* [PROVIDED INFORMATION]:
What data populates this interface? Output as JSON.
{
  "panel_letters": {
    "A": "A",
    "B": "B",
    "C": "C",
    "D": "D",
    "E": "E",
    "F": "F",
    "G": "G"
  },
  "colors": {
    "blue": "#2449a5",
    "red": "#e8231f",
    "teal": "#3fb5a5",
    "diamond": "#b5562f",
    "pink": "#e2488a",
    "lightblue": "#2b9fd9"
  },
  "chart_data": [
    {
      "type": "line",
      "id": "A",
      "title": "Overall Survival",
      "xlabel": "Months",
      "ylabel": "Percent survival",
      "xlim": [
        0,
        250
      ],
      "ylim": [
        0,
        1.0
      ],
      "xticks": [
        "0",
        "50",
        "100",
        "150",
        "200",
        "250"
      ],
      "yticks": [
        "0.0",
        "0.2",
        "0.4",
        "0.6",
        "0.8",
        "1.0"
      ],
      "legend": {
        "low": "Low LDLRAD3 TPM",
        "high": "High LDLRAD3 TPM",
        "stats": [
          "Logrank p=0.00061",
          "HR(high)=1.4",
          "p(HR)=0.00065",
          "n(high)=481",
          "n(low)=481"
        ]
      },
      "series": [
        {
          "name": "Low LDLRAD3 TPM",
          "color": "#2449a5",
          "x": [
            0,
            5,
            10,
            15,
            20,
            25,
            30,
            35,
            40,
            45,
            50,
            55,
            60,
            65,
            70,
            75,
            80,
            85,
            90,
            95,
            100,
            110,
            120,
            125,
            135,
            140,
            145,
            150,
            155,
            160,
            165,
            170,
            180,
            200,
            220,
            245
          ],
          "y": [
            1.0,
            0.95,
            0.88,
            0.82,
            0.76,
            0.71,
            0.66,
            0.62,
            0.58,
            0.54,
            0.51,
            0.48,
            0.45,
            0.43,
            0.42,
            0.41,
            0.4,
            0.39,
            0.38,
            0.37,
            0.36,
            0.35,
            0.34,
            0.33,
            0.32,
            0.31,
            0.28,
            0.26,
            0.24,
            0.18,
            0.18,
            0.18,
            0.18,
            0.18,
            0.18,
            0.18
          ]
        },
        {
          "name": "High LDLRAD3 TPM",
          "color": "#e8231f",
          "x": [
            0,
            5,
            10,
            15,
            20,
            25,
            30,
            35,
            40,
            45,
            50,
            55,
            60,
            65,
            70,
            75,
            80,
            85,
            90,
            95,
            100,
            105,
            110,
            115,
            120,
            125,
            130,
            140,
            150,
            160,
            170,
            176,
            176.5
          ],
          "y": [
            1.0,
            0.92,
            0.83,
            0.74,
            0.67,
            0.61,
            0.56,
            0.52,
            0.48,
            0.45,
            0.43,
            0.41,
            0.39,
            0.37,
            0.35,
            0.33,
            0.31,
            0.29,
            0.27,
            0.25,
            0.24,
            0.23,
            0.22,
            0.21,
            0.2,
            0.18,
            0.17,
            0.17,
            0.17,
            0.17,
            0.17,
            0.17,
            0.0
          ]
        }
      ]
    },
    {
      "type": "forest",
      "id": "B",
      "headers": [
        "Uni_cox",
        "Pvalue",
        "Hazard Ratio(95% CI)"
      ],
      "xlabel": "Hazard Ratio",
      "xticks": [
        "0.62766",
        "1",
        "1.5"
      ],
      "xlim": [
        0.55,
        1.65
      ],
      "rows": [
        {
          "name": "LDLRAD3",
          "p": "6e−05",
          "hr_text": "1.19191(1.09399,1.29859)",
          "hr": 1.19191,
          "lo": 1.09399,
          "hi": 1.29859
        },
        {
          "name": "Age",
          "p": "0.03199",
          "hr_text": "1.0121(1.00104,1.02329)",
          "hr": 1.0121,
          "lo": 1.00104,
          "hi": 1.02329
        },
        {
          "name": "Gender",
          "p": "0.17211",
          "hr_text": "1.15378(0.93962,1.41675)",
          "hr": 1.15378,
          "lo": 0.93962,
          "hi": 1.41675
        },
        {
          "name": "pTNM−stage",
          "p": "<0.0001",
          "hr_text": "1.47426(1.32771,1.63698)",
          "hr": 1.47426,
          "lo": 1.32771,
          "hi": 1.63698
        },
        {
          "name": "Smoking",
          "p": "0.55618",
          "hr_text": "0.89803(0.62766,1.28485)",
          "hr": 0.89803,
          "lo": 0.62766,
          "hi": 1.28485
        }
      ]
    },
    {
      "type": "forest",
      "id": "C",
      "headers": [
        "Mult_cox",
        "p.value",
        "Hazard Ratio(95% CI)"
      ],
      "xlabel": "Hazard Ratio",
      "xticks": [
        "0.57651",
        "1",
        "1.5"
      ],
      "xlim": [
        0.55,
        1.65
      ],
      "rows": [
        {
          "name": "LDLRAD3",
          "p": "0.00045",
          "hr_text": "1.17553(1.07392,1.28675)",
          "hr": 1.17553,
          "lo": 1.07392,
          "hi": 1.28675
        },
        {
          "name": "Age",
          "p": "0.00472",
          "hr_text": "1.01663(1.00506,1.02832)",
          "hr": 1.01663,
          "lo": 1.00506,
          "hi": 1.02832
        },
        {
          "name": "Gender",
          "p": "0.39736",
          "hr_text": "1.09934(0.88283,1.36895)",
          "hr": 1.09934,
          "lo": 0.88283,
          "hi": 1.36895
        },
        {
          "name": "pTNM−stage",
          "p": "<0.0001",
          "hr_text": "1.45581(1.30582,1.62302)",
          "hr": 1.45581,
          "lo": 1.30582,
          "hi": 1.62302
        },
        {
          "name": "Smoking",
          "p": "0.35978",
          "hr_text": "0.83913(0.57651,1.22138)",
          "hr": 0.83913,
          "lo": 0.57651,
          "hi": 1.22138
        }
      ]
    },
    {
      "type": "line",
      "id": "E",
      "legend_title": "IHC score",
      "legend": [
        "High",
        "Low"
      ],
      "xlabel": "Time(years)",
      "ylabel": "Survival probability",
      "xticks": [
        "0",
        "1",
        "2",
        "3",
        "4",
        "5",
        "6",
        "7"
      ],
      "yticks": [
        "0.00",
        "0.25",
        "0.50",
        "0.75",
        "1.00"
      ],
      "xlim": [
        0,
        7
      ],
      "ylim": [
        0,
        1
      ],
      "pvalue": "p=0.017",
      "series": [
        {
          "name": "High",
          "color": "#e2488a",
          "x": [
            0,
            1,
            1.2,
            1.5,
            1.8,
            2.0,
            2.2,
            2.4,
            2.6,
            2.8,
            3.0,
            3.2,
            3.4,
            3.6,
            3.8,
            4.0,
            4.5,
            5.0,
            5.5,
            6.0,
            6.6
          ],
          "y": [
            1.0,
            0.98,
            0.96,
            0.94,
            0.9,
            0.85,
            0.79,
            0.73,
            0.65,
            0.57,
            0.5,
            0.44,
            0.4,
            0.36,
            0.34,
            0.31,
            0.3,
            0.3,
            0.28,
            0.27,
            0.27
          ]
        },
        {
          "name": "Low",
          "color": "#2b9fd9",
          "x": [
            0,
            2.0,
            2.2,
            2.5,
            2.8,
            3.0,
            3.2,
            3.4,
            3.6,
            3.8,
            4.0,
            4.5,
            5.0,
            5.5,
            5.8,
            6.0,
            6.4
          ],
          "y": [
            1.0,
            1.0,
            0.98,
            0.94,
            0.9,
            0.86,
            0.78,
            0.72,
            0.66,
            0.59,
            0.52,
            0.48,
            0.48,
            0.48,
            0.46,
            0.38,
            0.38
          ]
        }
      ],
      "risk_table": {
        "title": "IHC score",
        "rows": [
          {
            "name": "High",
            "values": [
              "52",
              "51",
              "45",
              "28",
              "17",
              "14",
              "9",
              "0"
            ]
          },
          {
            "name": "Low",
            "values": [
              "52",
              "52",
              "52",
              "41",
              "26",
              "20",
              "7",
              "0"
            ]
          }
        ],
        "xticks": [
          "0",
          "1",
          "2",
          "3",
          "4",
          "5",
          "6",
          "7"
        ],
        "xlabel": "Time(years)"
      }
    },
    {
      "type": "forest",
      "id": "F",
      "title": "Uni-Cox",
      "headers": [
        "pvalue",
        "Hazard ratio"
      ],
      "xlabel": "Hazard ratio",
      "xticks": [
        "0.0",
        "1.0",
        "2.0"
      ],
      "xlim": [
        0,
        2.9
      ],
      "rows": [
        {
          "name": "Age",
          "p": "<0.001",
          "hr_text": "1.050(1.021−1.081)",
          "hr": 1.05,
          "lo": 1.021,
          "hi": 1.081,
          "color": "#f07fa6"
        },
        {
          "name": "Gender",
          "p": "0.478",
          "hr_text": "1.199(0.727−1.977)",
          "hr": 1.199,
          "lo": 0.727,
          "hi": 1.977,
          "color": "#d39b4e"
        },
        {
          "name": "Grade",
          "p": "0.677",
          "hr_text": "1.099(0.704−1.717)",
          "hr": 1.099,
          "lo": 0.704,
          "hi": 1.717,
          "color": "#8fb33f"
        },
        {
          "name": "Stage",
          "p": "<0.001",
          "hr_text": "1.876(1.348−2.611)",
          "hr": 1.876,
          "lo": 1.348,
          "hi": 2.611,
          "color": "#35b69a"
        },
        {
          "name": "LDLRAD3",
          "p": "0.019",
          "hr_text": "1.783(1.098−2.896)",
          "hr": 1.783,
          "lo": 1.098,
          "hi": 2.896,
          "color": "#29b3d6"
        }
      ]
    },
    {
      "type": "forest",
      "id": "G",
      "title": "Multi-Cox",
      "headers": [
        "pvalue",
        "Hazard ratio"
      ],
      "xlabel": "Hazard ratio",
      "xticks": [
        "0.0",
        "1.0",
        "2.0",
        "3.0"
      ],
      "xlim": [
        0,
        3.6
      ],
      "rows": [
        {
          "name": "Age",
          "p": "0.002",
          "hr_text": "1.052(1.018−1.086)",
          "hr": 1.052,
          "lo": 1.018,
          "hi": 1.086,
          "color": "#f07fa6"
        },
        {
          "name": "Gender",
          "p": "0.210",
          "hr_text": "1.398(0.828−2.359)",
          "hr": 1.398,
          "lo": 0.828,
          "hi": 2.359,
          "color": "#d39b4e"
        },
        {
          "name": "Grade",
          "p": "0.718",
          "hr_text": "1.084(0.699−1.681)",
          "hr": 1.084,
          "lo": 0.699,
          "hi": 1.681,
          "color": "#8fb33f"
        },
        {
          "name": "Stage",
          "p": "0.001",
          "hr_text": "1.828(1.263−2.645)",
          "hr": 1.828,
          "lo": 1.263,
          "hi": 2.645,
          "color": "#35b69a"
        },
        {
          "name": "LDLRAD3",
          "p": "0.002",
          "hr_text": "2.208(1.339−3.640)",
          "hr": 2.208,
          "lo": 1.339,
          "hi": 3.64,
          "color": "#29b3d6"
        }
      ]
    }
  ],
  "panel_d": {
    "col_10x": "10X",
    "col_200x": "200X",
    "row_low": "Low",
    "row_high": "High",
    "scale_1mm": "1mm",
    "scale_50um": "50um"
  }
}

* [EXERCISE AIM]:
Search the data for the word "score" and copy each line where it appears.

* [WRITTEN ANSWER]:
      "legend_title": "IHC score",
        "title": "IHC score",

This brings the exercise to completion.